- Set problem:
Transcribe each line exactly.

- Input material:
****************
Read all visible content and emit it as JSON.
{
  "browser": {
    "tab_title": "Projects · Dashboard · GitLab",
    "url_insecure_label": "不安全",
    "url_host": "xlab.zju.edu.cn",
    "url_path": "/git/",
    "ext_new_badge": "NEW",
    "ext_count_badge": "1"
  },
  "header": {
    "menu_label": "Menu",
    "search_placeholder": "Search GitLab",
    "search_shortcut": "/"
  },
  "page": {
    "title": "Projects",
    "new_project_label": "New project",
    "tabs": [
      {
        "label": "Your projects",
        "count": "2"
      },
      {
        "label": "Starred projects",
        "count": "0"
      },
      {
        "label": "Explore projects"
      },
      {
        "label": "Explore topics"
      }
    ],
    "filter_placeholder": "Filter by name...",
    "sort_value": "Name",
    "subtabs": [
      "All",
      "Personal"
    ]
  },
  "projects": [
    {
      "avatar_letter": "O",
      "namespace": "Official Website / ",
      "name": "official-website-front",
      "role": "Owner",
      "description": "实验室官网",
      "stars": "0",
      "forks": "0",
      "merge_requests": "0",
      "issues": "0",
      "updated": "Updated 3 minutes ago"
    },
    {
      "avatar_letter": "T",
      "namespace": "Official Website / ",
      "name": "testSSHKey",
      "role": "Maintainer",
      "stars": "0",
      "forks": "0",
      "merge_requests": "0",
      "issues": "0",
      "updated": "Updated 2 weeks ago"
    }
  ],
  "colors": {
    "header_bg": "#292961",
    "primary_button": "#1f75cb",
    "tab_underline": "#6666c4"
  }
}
****************
- Written solution:
Read all visible content and emit it as JSON.
{
  "browser": {
    "tab_title": "Projects · Dashboard · GitLab",
    "url_insecure_label": "不安全",
    "url_host": "xlab.zju.edu.cn",
    "url_path": "/git/",
    "ext_new_badge": "NEW",
    "ext_count_badge": "1"
  },
  "header": {
    "menu_label": "Menu",
    "search_placeholder": "Search GitLab",
    "search_shortcut": "/"
  },
  "page": {
    "title": "Projects",
    "new_project_label": "New project",
    "tabs": [
      {
        "label": "Your projects",
        "count": "2"
      },
      {
        "label": "Starred projects",
        "count": "0"
      },
      {
        "label": "Explore projects"
      },
      {
        "label": "Explore topics"
      }
    ],
    "filter_placeholder": "Filter by name...",
    "sort_value": "Name",
    "subtabs": [
      "All",
      "Personal"
    ]
  },
  "projects": [
    {
      "avatar_letter": "O",
      "namespace": "Official Website / ",
      "name": "official-website-front",
      "role": "Owner",
      "description": "实验室官网",
      "stars": "0",
      "forks": "0",
      "merge_requests": "0",
      "issues": "0",
      "updated": "Updated 3 minutes ago"
    },
    {
      "avatar_letter": "T",
      "namespace": "Official Website / ",
      "name": "testSSHKey",
      "role": "Maintainer",
      "stars": "0",
      "forks": "0",
      "merge_requests": "0",
      "issues": "0",
      "updated": "Updated 2 weeks ago"
    }
  ],
  "colors": {
    "header_bg": "#292961",
    "primary_button": "#1f75cb",
    "tab_underline": "#6666c4"
  }
}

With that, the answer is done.